* Figure record extracts
--- BEGIN ---

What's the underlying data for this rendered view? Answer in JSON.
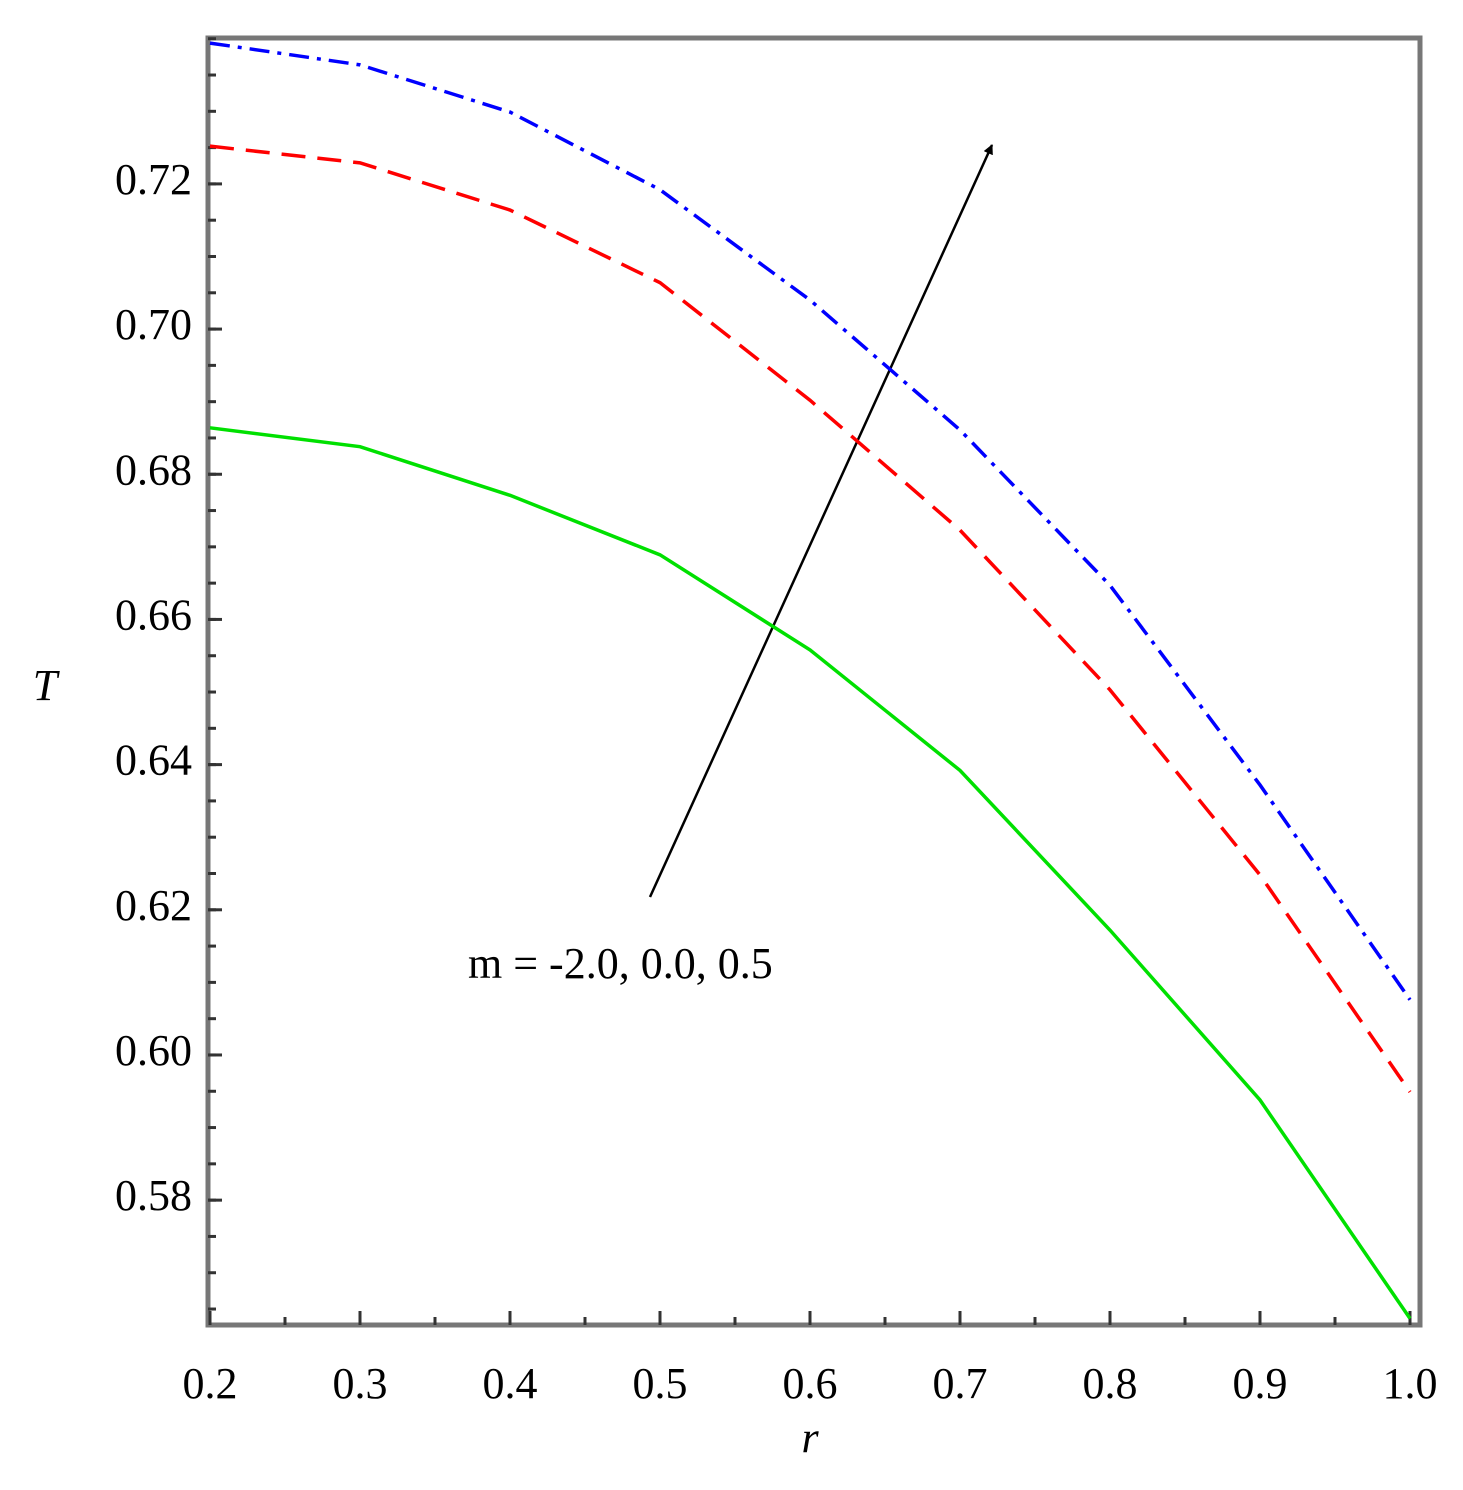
{
  "chart_data": {
    "type": "line",
    "x_label": "r",
    "y_label": "T",
    "annotation": "m = -2.0, 0.0, 0.5",
    "x": [
      0.2,
      0.3,
      0.4,
      0.5,
      0.6,
      0.7,
      0.8,
      0.9,
      1.0
    ],
    "series": [
      {
        "color": "#00e000",
        "dash": "solid",
        "values": [
          0.6864,
          0.6838,
          0.6771,
          0.6689,
          0.6558,
          0.6392,
          0.6172,
          0.5938,
          0.5637
        ]
      },
      {
        "color": "#ff0000",
        "dash": "dashed",
        "values": [
          0.7252,
          0.7229,
          0.7164,
          0.7064,
          0.6902,
          0.6723,
          0.6503,
          0.6248,
          0.5949
        ]
      },
      {
        "color": "#0000ff",
        "dash": "dashdot",
        "values": [
          0.7394,
          0.7364,
          0.7299,
          0.7192,
          0.704,
          0.6861,
          0.6647,
          0.6372,
          0.6076
        ]
      }
    ],
    "xlim": [
      0.2,
      1.0
    ],
    "ylim": [
      0.5628,
      0.7401
    ],
    "xticks": [
      0.2,
      0.3,
      0.4,
      0.5,
      0.6,
      0.7,
      0.8,
      0.9,
      {
        "value": 1.0,
        "label": "1.0"
      }
    ],
    "yticks": [
      0.58,
      {
        "value": 0.6,
        "label": "0.60"
      },
      0.62,
      0.64,
      0.66,
      0.68,
      {
        "value": 0.7,
        "label": "0.70"
      },
      0.72
    ],
    "grid": false
  }
}
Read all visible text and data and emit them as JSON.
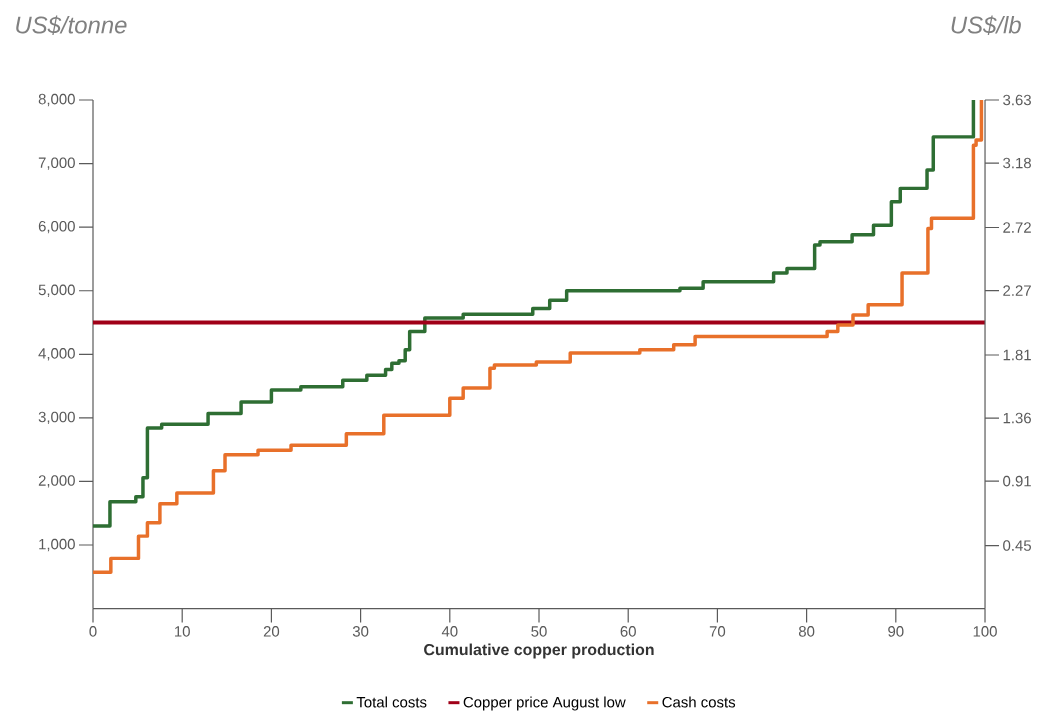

--- END ---

* WHAT TO DO
Repeat the data exactly, excluding the pictures.

* RESPONSE
What's the underlying data for this rendered view? Answer in JSON.
{
  "chart_data": {
    "type": "line",
    "x_label": "r",
    "y_label": "T",
    "annotation": "m = -2.0, 0.0, 0.5",
    "x": [
      0.2,
      0.3,
      0.4,
      0.5,
      0.6,
      0.7,
      0.8,
      0.9,
      1.0
    ],
    "series": [
      {
        "color": "#00e000",
        "dash": "solid",
        "values": [
          0.6864,
          0.6838,
          0.6771,
          0.6689,
          0.6558,
          0.6392,
          0.6172,
          0.5938,
          0.5637
        ]
      },
      {
        "color": "#ff0000",
        "dash": "dashed",
        "values": [
          0.7252,
          0.7229,
          0.7164,
          0.7064,
          0.6902,
          0.6723,
          0.6503,
          0.6248,
          0.5949
        ]
      },
      {
        "color": "#0000ff",
        "dash": "dashdot",
        "values": [
          0.7394,
          0.7364,
          0.7299,
          0.7192,
          0.704,
          0.6861,
          0.6647,
          0.6372,
          0.6076
        ]
      }
    ],
    "xlim": [
      0.2,
      1.0
    ],
    "ylim": [
      0.5628,
      0.7401
    ],
    "xticks": [
      0.2,
      0.3,
      0.4,
      0.5,
      0.6,
      0.7,
      0.8,
      0.9,
      {
        "value": 1.0,
        "label": "1.0"
      }
    ],
    "yticks": [
      0.58,
      {
        "value": 0.6,
        "label": "0.60"
      },
      0.62,
      0.64,
      0.66,
      0.68,
      {
        "value": 0.7,
        "label": "0.70"
      },
      0.72
    ],
    "grid": false
  }
}
Read all visible text and data and emit them as JSON.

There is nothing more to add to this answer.